→ **AIM OF THE EXERCISE**
Copy all records exactly, excluding images.

→ **INPUT FOR THIS TASK**
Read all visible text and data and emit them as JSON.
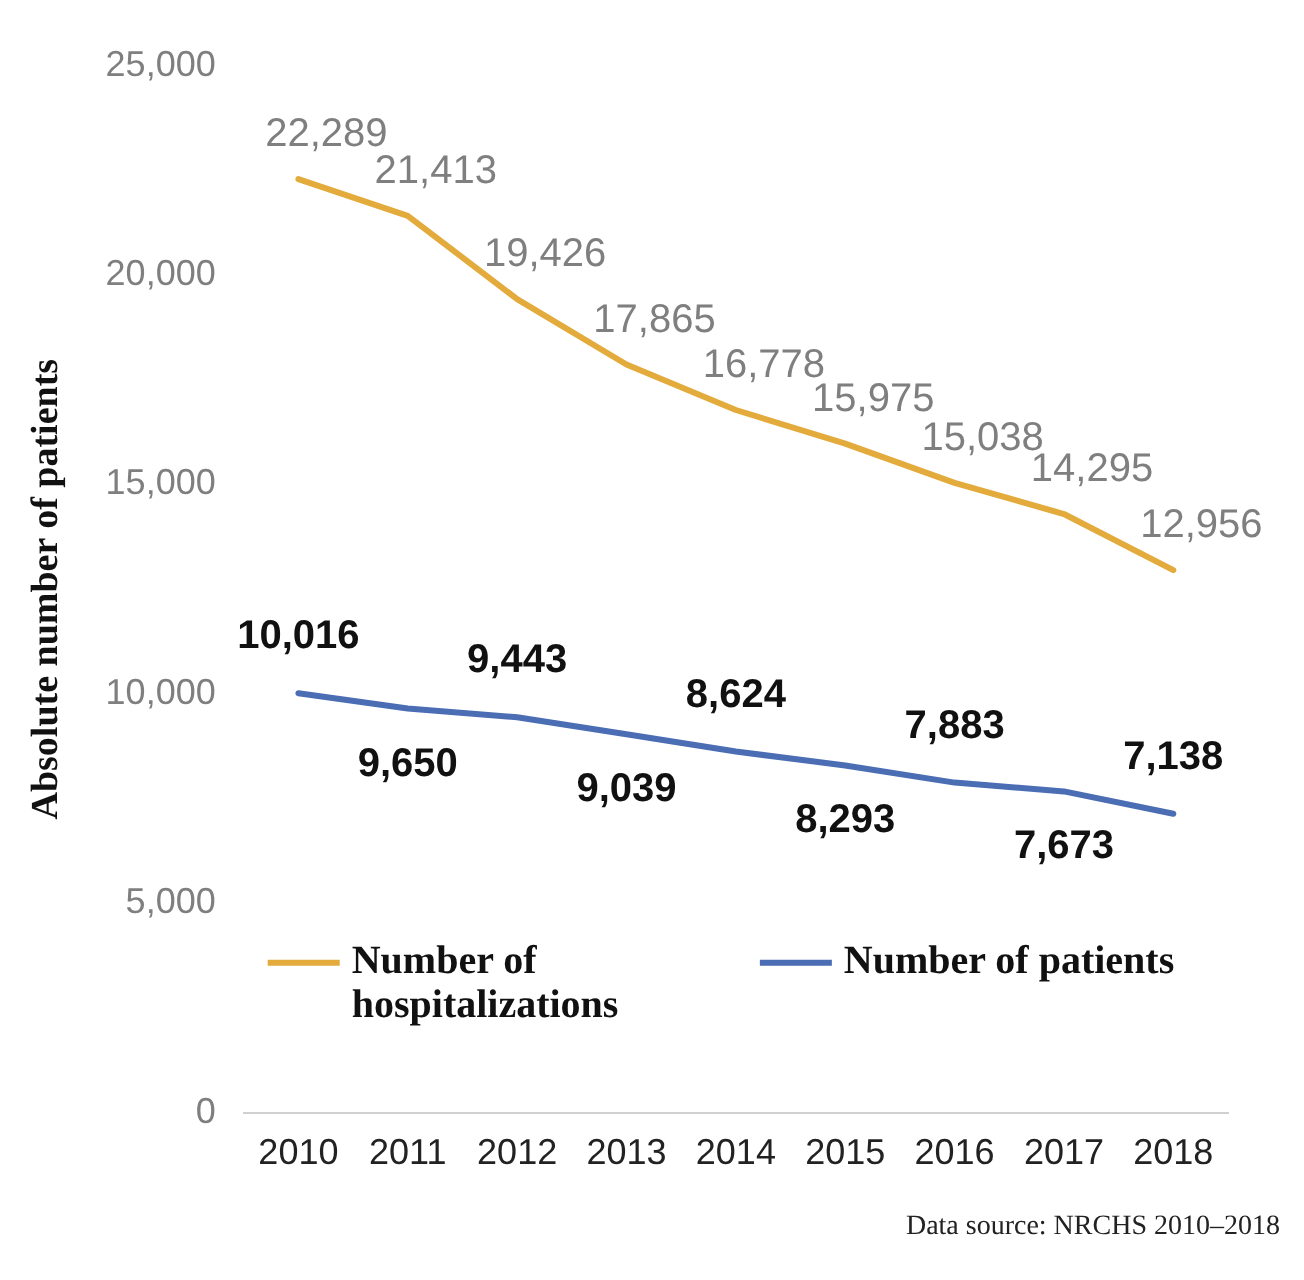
{
  "chart_data": {
    "type": "line",
    "ylabel": "Absolute number of patients",
    "categories": [
      "2010",
      "2011",
      "2012",
      "2013",
      "2014",
      "2015",
      "2016",
      "2017",
      "2018"
    ],
    "series": [
      {
        "name": "Number of hospitalizations",
        "color": "#e3ab3c",
        "values": [
          22289,
          21413,
          19426,
          17865,
          16778,
          15975,
          15038,
          14295,
          12956
        ],
        "value_labels": [
          "22,289",
          "21,413",
          "19,426",
          "17,865",
          "16,778",
          "15,975",
          "15,038",
          "14,295",
          "12,956"
        ]
      },
      {
        "name": "Number of patients",
        "color": "#4a6db4",
        "values": [
          10016,
          9650,
          9443,
          9039,
          8624,
          8293,
          7883,
          7673,
          7138
        ],
        "value_labels": [
          "10,016",
          "9,650",
          "9,443",
          "9,039",
          "8,624",
          "8,293",
          "7,883",
          "7,673",
          "7,138"
        ]
      }
    ],
    "ylim": [
      0,
      25000
    ],
    "yticks": [
      {
        "value": 0,
        "label": "0"
      },
      {
        "value": 5000,
        "label": "5,000"
      },
      {
        "value": 10000,
        "label": "10,000"
      },
      {
        "value": 15000,
        "label": "15,000"
      },
      {
        "value": 20000,
        "label": "20,000"
      },
      {
        "value": 25000,
        "label": "25,000"
      }
    ],
    "grid": false,
    "legend": "bottom",
    "marker": "none",
    "line_style": "solid",
    "annotations": [
      "Data source: NRCHS 2010–2018"
    ]
  }
}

→ **SOLUTION TO THE EXERCISE**
Read all visible text and data and emit them as JSON.
{
  "chart_data": {
    "type": "line",
    "ylabel": "Absolute number of patients",
    "categories": [
      "2010",
      "2011",
      "2012",
      "2013",
      "2014",
      "2015",
      "2016",
      "2017",
      "2018"
    ],
    "series": [
      {
        "name": "Number of hospitalizations",
        "color": "#e3ab3c",
        "values": [
          22289,
          21413,
          19426,
          17865,
          16778,
          15975,
          15038,
          14295,
          12956
        ],
        "value_labels": [
          "22,289",
          "21,413",
          "19,426",
          "17,865",
          "16,778",
          "15,975",
          "15,038",
          "14,295",
          "12,956"
        ]
      },
      {
        "name": "Number of patients",
        "color": "#4a6db4",
        "values": [
          10016,
          9650,
          9443,
          9039,
          8624,
          8293,
          7883,
          7673,
          7138
        ],
        "value_labels": [
          "10,016",
          "9,650",
          "9,443",
          "9,039",
          "8,624",
          "8,293",
          "7,883",
          "7,673",
          "7,138"
        ]
      }
    ],
    "ylim": [
      0,
      25000
    ],
    "yticks": [
      {
        "value": 0,
        "label": "0"
      },
      {
        "value": 5000,
        "label": "5,000"
      },
      {
        "value": 10000,
        "label": "10,000"
      },
      {
        "value": 15000,
        "label": "15,000"
      },
      {
        "value": 20000,
        "label": "20,000"
      },
      {
        "value": 25000,
        "label": "25,000"
      }
    ],
    "grid": false,
    "legend": "bottom",
    "marker": "none",
    "line_style": "solid",
    "annotations": [
      "Data source: NRCHS 2010–2018"
    ]
  }
}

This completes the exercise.